* _Prompt_:
Quote, without change, all of the lines that follow.

* _Listed records_:
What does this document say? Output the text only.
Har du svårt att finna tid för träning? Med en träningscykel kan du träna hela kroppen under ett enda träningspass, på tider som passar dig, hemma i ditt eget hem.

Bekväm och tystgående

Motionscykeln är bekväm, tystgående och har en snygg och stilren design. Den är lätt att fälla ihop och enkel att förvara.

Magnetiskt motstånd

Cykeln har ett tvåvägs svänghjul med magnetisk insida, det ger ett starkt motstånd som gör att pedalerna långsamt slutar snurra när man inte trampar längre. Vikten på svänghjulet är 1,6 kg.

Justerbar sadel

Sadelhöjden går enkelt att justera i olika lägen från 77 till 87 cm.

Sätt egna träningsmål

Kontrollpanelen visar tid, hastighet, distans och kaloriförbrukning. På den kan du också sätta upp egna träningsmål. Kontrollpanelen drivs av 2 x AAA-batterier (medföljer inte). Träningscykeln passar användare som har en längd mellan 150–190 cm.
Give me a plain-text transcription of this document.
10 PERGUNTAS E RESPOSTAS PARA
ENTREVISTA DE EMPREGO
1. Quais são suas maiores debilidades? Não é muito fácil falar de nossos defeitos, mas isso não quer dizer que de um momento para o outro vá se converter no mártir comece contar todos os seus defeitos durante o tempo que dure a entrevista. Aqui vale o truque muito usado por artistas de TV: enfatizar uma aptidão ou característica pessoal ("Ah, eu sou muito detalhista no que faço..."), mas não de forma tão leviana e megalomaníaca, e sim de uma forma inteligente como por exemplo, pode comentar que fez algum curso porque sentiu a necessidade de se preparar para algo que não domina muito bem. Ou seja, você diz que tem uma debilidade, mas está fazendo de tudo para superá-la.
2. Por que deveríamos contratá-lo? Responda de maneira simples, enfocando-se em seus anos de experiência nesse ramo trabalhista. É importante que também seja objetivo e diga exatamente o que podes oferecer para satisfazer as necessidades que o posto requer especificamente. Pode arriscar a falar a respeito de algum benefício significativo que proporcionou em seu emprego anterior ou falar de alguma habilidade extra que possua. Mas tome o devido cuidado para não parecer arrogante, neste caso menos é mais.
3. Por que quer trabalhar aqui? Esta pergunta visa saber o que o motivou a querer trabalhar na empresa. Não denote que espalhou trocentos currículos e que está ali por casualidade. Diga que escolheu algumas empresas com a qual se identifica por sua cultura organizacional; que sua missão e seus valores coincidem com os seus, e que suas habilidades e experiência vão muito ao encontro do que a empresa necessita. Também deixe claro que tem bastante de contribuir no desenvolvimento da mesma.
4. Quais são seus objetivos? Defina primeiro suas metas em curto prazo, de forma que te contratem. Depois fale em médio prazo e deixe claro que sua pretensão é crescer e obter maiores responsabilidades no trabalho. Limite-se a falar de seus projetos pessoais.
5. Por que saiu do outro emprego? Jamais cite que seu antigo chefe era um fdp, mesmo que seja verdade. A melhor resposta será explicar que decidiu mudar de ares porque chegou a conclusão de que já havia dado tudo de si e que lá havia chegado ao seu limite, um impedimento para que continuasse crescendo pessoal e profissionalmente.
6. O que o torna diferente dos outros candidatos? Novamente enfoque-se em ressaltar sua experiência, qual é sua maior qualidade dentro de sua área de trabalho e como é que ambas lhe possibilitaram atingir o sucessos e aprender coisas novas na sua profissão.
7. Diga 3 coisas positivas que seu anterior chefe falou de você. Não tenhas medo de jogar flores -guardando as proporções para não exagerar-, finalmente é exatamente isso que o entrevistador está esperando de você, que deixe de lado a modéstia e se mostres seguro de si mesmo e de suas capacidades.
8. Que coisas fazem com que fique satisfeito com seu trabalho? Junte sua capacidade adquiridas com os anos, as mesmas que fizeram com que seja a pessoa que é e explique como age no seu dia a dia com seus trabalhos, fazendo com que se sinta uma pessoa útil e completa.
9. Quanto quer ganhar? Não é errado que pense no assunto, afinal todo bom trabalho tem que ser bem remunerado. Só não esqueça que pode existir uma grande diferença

* _Right answer_:
What does this document say? Output the text only.
Har du svårt att finna tid för träning? Med en träningscykel kan du träna hela kroppen under ett enda träningspass, på tider som passar dig, hemma i ditt eget hem.

Bekväm och tystgående

Motionscykeln är bekväm, tystgående och har en snygg och stilren design. Den är lätt att fälla ihop och enkel att förvara.

Magnetiskt motstånd

Cykeln har ett tvåvägs svänghjul med magnetisk insida, det ger ett starkt motstånd som gör att pedalerna långsamt slutar snurra när man inte trampar längre. Vikten på svänghjulet är 1,6 kg.

Justerbar sadel

Sadelhöjden går enkelt att justera i olika lägen från 77 till 87 cm.

Sätt egna träningsmål

Kontrollpanelen visar tid, hastighet, distans och kaloriförbrukning. På den kan du också sätta upp egna träningsmål. Kontrollpanelen drivs av 2 x AAA-batterier (medföljer inte). Träningscykeln passar användare som har en längd mellan 150–190 cm.
Give me a plain-text transcription of this document.
10 PERGUNTAS E RESPOSTAS PARA
ENTREVISTA DE EMPREGO
1. Quais são suas maiores debilidades? Não é muito fácil falar de nossos defeitos, mas isso não quer dizer que de um momento para o outro vá se converter no mártir comece contar todos os seus defeitos durante o tempo que dure a entrevista. Aqui vale o truque muito usado por artistas de TV: enfatizar uma aptidão ou característica pessoal ("Ah, eu sou muito detalhista no que faço..."), mas não de forma tão leviana e megalomaníaca, e sim de uma forma inteligente como por exemplo, pode comentar que fez algum curso porque sentiu a necessidade de se preparar para algo que não domina muito bem. Ou seja, você diz que tem uma debilidade, mas está fazendo de tudo para superá-la.
2. Por que deveríamos contratá-lo? Responda de maneira simples, enfocando-se em seus anos de experiência nesse ramo trabalhista. É importante que também seja objetivo e diga exatamente o que podes oferecer para satisfazer as necessidades que o posto requer especificamente. Pode arriscar a falar a respeito de algum benefício significativo que proporcionou em seu emprego anterior ou falar de alguma habilidade extra que possua. Mas tome o devido cuidado para não parecer arrogante, neste caso menos é mais.
3. Por que quer trabalhar aqui? Esta pergunta visa saber o que o motivou a querer trabalhar na empresa. Não denote que espalhou trocentos currículos e que está ali por casualidade. Diga que escolheu algumas empresas com a qual se identifica por sua cultura organizacional; que sua missão e seus valores coincidem com os seus, e que suas habilidades e experiência vão muito ao encontro do que a empresa necessita. Também deixe claro que tem bastante de contribuir no desenvolvimento da mesma.
4. Quais são seus objetivos? Defina primeiro suas metas em curto prazo, de forma que te contratem. Depois fale em médio prazo e deixe claro que sua pretensão é crescer e obter maiores responsabilidades no trabalho. Limite-se a falar de seus projetos pessoais.
5. Por que saiu do outro emprego? Jamais cite que seu antigo chefe era um fdp, mesmo que seja verdade. A melhor resposta será explicar que decidiu mudar de ares porque chegou a conclusão de que já havia dado tudo de si e que lá havia chegado ao seu limite, um impedimento para que continuasse crescendo pessoal e profissionalmente.
6. O que o torna diferente dos outros candidatos? Novamente enfoque-se em ressaltar sua experiência, qual é sua maior qualidade dentro de sua área de trabalho e como é que ambas lhe possibilitaram atingir o sucessos e aprender coisas novas na sua profissão.
7. Diga 3 coisas positivas que seu anterior chefe falou de você. Não tenhas medo de jogar flores -guardando as proporções para não exagerar-, finalmente é exatamente isso que o entrevistador está esperando de você, que deixe de lado a modéstia e se mostres seguro de si mesmo e de suas capacidades.
8. Que coisas fazem com que fique satisfeito com seu trabalho? Junte sua capacidade adquiridas com os anos, as mesmas que fizeram com que seja a pessoa que é e explique como age no seu dia a dia com seus trabalhos, fazendo com que se sinta uma pessoa útil e completa.
9. Quanto quer ganhar? Não é errado que pense no assunto, afinal todo bom trabalho tem que ser bem remunerado. Só não esqueça que pode existir uma grande diferença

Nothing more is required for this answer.